OBJECTIVE:
Reproduce the data from its first line through the line containing "data-point [232,188,239,194]", both ends included, word for word.
── RECORDS FOR THE TASK ──
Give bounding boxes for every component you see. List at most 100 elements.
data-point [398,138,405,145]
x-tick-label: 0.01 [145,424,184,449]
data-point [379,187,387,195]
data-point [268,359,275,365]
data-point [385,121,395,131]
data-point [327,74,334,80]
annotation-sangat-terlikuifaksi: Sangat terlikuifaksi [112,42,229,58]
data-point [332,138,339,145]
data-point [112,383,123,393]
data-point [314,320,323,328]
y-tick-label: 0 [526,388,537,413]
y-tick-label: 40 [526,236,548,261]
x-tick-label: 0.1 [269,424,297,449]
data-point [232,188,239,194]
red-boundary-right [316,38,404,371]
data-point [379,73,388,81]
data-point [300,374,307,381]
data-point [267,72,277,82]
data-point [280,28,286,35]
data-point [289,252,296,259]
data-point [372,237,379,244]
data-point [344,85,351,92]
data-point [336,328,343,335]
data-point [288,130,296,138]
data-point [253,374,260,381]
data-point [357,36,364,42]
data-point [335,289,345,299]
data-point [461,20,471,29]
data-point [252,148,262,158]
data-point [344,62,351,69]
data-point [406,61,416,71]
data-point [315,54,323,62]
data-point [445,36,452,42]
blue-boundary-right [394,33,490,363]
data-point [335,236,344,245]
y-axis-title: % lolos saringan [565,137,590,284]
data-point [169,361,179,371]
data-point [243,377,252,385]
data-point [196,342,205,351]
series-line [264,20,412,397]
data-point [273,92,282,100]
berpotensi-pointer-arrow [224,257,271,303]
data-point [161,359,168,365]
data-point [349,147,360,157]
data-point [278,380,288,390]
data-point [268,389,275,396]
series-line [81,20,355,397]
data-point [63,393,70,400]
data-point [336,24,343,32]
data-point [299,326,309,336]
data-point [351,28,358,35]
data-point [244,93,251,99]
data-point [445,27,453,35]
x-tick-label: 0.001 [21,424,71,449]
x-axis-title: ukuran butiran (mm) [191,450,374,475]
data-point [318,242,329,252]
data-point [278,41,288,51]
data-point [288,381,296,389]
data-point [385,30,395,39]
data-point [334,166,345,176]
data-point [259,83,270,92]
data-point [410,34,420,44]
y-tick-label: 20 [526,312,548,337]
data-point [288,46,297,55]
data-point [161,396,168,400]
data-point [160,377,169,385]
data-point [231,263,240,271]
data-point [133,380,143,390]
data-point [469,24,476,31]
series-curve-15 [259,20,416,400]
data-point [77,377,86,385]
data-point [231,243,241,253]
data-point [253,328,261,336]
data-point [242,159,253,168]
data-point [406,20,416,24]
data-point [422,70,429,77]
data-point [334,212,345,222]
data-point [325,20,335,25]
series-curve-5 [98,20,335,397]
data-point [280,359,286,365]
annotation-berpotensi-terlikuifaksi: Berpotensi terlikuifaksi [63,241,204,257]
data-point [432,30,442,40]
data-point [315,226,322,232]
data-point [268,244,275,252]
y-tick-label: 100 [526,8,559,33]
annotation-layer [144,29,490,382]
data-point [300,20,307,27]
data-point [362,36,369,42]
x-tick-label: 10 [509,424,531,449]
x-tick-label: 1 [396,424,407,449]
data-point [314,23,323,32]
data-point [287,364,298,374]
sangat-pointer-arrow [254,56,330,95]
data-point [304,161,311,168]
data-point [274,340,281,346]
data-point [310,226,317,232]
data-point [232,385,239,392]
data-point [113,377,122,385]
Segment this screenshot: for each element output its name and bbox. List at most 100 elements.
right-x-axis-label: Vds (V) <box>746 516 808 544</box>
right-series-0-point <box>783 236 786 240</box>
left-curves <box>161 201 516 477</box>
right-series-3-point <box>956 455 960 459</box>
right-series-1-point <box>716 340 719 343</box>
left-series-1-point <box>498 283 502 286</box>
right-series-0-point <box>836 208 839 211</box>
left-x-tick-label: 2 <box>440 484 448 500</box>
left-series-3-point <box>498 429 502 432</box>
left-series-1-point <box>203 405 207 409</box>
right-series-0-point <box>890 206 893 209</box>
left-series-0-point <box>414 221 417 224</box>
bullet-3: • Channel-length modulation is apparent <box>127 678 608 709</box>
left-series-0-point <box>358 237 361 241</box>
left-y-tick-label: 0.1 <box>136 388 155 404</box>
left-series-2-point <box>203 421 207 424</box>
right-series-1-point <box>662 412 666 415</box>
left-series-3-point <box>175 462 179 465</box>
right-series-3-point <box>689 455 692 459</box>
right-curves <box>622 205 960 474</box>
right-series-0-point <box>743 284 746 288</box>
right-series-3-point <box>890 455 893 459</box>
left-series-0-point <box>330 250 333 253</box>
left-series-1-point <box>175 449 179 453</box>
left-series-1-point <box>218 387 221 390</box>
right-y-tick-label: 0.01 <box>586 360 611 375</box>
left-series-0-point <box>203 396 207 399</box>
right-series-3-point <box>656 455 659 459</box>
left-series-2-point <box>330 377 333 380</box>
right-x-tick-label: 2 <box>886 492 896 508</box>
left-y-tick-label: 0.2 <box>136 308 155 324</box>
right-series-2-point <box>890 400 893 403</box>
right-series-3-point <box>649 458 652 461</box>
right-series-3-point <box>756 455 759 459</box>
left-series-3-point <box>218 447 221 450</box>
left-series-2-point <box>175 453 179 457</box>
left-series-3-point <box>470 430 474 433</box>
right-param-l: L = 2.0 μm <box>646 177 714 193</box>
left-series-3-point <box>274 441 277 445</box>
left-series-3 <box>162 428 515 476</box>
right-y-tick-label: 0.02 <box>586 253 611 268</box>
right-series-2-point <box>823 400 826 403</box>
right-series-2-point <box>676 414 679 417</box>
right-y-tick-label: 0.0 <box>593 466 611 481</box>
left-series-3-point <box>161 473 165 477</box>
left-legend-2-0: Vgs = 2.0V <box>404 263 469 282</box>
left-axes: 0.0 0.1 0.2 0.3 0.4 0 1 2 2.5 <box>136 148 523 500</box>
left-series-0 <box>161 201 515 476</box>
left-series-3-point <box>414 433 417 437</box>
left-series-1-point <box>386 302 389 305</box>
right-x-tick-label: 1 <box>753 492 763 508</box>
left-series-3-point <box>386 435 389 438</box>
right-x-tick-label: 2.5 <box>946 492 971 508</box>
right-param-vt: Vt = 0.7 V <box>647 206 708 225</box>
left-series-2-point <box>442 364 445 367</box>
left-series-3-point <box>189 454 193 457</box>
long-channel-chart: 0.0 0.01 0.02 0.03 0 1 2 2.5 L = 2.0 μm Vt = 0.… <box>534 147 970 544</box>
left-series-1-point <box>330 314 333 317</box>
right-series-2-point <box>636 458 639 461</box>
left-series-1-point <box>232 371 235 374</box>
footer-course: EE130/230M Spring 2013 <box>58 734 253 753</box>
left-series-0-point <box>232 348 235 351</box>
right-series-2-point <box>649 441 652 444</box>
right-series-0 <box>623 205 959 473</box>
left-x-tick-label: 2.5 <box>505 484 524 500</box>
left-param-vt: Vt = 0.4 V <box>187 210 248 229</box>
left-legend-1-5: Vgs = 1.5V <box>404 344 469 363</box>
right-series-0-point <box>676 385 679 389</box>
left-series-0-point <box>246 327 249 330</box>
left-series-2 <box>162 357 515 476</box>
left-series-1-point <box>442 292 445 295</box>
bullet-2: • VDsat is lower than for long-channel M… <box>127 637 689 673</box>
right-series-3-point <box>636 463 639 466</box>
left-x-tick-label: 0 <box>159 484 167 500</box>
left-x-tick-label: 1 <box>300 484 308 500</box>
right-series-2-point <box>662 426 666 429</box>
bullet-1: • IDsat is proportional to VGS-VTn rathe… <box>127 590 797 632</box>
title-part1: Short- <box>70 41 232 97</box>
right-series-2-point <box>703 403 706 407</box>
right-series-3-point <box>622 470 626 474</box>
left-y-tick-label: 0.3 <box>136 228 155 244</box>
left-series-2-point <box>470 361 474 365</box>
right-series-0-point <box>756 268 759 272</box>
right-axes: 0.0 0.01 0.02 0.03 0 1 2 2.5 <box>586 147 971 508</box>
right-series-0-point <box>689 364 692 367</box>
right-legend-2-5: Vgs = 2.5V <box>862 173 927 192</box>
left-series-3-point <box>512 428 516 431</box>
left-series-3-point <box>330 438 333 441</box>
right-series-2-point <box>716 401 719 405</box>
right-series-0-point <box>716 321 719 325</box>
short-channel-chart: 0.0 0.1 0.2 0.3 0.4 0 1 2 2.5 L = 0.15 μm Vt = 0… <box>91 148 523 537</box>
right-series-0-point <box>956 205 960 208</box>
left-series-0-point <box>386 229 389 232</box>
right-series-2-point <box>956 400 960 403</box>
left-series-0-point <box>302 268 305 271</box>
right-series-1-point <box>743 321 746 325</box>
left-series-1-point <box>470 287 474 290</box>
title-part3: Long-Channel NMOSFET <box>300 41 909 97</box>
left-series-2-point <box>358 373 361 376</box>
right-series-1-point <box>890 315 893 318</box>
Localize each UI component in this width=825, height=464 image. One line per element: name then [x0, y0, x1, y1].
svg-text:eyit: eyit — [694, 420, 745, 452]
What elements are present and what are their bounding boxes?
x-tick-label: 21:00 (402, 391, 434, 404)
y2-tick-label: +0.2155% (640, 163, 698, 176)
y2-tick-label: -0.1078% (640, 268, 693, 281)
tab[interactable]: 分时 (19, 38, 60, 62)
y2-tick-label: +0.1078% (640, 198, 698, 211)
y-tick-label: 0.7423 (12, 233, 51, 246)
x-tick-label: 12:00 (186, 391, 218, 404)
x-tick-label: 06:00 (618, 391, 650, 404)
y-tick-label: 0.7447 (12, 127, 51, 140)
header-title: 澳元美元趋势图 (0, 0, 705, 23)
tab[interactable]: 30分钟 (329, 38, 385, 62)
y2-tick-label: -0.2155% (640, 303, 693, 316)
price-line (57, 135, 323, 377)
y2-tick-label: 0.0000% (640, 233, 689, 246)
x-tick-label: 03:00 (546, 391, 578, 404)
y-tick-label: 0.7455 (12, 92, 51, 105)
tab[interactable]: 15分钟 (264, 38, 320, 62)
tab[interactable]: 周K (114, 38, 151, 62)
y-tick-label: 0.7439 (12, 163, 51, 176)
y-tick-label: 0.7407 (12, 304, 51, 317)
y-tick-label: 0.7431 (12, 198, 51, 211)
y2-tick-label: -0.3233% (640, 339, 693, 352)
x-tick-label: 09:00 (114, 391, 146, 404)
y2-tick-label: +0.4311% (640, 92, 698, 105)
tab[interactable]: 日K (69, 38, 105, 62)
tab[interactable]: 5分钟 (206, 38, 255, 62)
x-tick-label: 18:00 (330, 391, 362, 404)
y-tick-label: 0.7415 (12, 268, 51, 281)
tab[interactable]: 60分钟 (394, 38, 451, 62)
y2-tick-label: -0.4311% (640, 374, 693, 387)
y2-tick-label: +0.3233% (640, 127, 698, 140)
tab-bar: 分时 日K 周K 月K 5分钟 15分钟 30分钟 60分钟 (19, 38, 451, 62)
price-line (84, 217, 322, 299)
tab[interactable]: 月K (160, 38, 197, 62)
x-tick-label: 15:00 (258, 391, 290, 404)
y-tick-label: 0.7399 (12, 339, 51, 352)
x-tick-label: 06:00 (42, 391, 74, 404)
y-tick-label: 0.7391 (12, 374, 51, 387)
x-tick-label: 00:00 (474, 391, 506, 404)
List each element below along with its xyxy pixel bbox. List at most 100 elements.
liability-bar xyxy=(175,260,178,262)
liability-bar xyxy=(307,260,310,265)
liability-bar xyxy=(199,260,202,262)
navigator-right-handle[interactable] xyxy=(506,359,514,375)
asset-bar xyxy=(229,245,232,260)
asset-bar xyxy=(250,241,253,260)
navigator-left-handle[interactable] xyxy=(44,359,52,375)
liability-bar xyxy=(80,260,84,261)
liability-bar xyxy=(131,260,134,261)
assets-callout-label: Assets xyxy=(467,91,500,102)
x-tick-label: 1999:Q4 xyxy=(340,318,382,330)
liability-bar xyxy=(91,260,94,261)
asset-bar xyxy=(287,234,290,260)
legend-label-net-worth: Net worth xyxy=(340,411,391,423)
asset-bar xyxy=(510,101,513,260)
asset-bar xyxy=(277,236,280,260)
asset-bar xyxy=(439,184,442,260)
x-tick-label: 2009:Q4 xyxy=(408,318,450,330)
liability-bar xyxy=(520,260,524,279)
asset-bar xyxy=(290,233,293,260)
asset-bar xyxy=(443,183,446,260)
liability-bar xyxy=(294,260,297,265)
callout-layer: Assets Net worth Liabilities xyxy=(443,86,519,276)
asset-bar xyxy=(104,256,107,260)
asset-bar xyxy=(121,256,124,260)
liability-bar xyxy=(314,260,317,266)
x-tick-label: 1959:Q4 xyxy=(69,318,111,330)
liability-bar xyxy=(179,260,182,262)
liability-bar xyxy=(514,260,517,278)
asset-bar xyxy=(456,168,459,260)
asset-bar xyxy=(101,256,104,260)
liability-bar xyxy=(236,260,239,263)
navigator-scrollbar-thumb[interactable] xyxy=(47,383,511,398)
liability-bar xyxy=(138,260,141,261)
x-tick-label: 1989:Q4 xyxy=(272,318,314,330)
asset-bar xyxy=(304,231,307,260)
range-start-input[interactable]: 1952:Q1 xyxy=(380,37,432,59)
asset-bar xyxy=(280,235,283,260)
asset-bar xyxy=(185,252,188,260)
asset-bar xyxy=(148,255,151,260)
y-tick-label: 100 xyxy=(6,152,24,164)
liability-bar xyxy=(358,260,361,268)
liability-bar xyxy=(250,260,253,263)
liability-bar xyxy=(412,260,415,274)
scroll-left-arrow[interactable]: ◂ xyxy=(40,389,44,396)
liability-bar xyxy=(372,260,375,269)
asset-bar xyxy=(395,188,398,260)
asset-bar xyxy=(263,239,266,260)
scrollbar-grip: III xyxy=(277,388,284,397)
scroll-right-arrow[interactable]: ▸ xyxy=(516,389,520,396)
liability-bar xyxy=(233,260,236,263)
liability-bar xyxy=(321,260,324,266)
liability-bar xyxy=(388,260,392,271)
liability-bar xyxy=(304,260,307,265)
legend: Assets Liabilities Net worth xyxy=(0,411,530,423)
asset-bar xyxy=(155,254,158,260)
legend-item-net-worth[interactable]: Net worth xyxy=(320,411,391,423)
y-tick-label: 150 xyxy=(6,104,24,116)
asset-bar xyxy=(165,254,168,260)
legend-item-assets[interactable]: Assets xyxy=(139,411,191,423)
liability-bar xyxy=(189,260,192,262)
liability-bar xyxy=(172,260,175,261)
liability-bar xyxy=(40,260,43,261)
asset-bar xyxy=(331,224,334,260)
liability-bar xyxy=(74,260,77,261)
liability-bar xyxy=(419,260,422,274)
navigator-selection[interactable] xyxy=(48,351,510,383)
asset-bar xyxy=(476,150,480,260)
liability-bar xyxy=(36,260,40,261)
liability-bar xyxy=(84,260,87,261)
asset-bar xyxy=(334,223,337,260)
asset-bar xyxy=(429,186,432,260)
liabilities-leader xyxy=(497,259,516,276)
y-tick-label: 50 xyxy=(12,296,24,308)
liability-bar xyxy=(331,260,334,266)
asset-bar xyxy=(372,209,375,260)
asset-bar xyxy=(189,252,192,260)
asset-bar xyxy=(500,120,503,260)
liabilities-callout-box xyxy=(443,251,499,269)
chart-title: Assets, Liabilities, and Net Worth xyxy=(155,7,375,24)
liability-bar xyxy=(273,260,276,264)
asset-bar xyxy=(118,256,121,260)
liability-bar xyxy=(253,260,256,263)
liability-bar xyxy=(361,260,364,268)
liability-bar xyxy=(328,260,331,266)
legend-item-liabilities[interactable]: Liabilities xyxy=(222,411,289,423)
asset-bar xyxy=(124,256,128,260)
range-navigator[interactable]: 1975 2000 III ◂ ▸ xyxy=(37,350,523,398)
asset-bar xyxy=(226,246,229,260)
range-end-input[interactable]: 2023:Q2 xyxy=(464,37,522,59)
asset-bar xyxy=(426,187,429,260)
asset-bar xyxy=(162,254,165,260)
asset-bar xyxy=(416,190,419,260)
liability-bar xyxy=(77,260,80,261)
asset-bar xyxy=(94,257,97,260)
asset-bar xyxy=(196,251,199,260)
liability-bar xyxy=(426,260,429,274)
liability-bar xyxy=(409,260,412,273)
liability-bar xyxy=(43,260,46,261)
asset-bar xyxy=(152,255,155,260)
───
WORKED SOLUTION:
Give bounding boxes for every component you see. List at most 100 elements.
data-point [398,138,405,145]
x-tick-label: 0.01 [145,424,184,449]
data-point [379,187,387,195]
data-point [268,359,275,365]
data-point [385,121,395,131]
data-point [327,74,334,80]
annotation-sangat-terlikuifaksi: Sangat terlikuifaksi [112,42,229,58]
data-point [332,138,339,145]
data-point [112,383,123,393]
data-point [314,320,323,328]
y-tick-label: 0 [526,388,537,413]
y-tick-label: 40 [526,236,548,261]
x-tick-label: 0.1 [269,424,297,449]
data-point [232,188,239,194]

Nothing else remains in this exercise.